# Data shown start

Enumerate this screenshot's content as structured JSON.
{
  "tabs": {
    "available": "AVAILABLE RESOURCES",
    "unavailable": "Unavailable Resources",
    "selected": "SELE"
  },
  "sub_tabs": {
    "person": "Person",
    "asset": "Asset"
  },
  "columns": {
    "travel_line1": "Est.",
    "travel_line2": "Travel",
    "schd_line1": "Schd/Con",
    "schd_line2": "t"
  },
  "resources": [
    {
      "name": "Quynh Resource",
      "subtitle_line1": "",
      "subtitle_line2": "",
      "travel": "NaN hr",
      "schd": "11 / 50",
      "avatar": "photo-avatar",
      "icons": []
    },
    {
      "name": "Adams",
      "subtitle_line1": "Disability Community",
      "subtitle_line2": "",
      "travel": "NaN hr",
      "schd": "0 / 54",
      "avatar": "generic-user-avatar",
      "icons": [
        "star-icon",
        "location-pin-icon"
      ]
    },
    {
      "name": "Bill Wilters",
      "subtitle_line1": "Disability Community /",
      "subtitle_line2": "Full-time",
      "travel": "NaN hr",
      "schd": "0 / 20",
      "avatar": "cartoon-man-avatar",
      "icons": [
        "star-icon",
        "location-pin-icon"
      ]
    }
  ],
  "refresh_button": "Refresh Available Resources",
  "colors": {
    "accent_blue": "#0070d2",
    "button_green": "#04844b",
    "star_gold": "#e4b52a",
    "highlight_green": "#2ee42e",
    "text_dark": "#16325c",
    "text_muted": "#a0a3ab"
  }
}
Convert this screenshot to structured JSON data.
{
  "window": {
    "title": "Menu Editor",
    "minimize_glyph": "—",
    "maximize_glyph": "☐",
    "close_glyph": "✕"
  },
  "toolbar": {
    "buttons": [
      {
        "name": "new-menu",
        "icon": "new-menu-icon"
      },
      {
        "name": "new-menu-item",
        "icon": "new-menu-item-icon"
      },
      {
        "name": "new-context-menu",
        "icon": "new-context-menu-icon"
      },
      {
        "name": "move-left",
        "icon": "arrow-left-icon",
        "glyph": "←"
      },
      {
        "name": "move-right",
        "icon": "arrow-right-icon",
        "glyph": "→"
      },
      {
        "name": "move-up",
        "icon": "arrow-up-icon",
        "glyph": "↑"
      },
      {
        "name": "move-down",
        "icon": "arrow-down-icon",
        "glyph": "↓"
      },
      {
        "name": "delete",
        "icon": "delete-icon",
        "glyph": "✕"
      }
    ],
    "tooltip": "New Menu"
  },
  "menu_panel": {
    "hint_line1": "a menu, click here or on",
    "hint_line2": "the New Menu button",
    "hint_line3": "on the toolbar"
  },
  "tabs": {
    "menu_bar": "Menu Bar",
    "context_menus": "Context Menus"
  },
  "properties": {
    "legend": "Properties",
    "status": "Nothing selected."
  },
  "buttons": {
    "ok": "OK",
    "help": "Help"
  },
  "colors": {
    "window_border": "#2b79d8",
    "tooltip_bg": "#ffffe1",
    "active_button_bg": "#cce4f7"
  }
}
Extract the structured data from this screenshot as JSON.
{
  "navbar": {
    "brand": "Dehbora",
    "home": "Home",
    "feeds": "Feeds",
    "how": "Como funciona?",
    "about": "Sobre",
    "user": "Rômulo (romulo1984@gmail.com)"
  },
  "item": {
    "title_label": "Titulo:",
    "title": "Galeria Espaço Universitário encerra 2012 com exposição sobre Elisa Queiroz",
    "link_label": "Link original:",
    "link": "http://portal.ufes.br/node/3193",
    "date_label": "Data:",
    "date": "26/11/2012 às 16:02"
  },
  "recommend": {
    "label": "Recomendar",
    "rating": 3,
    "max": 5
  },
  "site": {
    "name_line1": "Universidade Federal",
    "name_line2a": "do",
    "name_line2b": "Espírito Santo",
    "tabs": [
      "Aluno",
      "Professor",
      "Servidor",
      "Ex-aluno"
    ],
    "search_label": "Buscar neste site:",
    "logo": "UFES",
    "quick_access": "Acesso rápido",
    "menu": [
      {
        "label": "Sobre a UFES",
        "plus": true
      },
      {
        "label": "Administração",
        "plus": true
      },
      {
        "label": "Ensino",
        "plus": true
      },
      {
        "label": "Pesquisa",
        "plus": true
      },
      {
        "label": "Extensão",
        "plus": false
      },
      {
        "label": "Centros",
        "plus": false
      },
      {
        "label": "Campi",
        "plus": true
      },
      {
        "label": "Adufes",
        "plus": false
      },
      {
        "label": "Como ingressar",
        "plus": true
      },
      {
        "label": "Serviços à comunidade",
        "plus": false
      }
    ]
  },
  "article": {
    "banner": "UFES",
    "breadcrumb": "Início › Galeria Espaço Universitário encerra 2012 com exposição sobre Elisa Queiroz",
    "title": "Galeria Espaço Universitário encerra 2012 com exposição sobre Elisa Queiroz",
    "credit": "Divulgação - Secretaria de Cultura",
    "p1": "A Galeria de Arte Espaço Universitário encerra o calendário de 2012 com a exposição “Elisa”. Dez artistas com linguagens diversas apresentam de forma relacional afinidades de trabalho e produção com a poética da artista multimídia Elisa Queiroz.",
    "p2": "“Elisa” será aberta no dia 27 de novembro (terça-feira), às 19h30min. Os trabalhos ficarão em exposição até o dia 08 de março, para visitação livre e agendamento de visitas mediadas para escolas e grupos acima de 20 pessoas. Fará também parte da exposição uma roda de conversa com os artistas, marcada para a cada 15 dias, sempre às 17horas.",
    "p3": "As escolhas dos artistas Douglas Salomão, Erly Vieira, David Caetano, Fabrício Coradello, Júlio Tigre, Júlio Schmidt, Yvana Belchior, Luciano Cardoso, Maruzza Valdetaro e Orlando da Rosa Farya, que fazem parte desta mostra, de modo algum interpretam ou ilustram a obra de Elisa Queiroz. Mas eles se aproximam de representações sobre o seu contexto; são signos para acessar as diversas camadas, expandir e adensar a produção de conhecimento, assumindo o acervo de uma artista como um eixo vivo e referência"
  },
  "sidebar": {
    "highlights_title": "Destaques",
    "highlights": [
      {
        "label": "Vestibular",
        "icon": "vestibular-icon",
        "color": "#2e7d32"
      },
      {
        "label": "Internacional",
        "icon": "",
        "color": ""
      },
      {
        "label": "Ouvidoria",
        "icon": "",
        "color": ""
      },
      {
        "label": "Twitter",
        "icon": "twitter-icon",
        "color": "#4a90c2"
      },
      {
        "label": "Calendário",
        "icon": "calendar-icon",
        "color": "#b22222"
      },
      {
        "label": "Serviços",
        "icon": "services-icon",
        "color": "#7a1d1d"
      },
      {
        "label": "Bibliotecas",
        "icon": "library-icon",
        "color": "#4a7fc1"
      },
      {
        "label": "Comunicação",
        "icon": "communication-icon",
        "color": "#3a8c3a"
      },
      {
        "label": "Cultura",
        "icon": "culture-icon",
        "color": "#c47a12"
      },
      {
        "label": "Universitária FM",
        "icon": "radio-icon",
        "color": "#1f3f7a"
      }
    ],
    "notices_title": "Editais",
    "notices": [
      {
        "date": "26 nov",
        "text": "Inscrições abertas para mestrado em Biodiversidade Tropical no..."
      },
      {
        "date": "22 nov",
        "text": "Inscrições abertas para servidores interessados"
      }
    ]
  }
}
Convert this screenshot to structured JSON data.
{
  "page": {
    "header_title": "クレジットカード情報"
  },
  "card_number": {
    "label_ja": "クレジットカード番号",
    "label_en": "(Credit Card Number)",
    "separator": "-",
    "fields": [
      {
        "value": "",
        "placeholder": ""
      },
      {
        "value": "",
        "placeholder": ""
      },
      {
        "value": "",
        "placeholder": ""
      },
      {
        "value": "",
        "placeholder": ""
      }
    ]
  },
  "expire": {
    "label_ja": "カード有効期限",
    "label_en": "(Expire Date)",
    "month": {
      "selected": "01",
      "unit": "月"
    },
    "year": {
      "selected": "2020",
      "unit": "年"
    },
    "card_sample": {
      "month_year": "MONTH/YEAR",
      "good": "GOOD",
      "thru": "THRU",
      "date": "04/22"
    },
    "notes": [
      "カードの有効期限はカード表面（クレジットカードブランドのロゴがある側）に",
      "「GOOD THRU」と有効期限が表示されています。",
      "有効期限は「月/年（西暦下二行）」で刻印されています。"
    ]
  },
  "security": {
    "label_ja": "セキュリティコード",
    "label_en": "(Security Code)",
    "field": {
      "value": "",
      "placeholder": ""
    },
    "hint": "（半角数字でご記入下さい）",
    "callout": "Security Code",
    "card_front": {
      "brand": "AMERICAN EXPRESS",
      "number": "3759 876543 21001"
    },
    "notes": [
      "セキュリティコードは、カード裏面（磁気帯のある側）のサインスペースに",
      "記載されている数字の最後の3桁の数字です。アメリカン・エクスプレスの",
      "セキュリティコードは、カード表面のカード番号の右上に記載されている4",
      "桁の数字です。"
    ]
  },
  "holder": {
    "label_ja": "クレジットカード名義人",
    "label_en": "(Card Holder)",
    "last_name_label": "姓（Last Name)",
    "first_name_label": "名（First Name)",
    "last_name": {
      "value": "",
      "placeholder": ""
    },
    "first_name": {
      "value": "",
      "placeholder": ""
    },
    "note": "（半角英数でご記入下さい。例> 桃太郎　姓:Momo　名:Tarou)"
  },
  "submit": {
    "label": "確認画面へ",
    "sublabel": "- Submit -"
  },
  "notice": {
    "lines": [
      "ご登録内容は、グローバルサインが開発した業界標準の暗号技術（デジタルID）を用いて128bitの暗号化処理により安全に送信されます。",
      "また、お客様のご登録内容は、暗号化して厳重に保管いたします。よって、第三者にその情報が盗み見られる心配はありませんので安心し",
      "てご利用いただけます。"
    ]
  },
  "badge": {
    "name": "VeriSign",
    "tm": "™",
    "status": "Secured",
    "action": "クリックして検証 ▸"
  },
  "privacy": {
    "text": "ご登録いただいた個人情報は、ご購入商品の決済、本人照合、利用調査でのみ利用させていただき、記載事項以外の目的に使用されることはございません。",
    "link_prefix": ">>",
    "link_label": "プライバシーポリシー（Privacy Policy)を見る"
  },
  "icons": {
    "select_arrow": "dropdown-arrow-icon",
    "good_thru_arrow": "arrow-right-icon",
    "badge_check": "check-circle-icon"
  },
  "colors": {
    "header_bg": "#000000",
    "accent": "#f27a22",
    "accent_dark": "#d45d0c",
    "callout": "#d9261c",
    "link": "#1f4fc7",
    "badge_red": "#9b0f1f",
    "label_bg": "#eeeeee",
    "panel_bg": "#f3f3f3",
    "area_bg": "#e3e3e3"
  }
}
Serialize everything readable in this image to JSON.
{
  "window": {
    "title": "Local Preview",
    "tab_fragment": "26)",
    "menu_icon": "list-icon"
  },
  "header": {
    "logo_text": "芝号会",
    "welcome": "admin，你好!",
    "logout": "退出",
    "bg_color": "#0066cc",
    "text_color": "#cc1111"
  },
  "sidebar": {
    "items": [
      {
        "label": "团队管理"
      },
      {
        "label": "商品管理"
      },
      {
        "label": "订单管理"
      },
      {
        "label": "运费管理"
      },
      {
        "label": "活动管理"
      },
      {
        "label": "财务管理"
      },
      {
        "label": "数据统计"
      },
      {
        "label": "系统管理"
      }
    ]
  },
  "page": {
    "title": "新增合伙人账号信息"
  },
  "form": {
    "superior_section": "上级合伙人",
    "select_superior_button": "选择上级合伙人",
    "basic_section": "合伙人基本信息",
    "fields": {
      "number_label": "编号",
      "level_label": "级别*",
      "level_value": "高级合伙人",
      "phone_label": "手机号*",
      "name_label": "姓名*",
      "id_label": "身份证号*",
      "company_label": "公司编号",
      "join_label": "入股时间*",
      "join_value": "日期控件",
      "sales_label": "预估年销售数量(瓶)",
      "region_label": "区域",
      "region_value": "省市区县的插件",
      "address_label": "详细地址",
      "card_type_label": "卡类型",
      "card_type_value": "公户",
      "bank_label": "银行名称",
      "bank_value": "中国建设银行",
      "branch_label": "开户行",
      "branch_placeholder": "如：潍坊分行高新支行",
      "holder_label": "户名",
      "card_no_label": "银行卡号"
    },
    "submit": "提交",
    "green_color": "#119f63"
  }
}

# Data shown end

> _Task_
Give back exactly the lines from the one containing "Serialize everything readable" to the end of the material, both ends included.

> _Task result_
Serialize everything readable in this image to JSON.
{
  "window": {
    "title": "Local Preview",
    "tab_fragment": "26)",
    "menu_icon": "list-icon"
  },
  "header": {
    "logo_text": "芝号会",
    "welcome": "admin，你好!",
    "logout": "退出",
    "bg_color": "#0066cc",
    "text_color": "#cc1111"
  },
  "sidebar": {
    "items": [
      {
        "label": "团队管理"
      },
      {
        "label": "商品管理"
      },
      {
        "label": "订单管理"
      },
      {
        "label": "运费管理"
      },
      {
        "label": "活动管理"
      },
      {
        "label": "财务管理"
      },
      {
        "label": "数据统计"
      },
      {
        "label": "系统管理"
      }
    ]
  },
  "page": {
    "title": "新增合伙人账号信息"
  },
  "form": {
    "superior_section": "上级合伙人",
    "select_superior_button": "选择上级合伙人",
    "basic_section": "合伙人基本信息",
    "fields": {
      "number_label": "编号",
      "level_label": "级别*",
      "level_value": "高级合伙人",
      "phone_label": "手机号*",
      "name_label": "姓名*",
      "id_label": "身份证号*",
      "company_label": "公司编号",
      "join_label": "入股时间*",
      "join_value": "日期控件",
      "sales_label": "预估年销售数量(瓶)",
      "region_label": "区域",
      "region_value": "省市区县的插件",
      "address_label": "详细地址",
      "card_type_label": "卡类型",
      "card_type_value": "公户",
      "bank_label": "银行名称",
      "bank_value": "中国建设银行",
      "branch_label": "开户行",
      "branch_placeholder": "如：潍坊分行高新支行",
      "holder_label": "户名",
      "card_no_label": "银行卡号"
    },
    "submit": "提交",
    "green_color": "#119f63"
  }
}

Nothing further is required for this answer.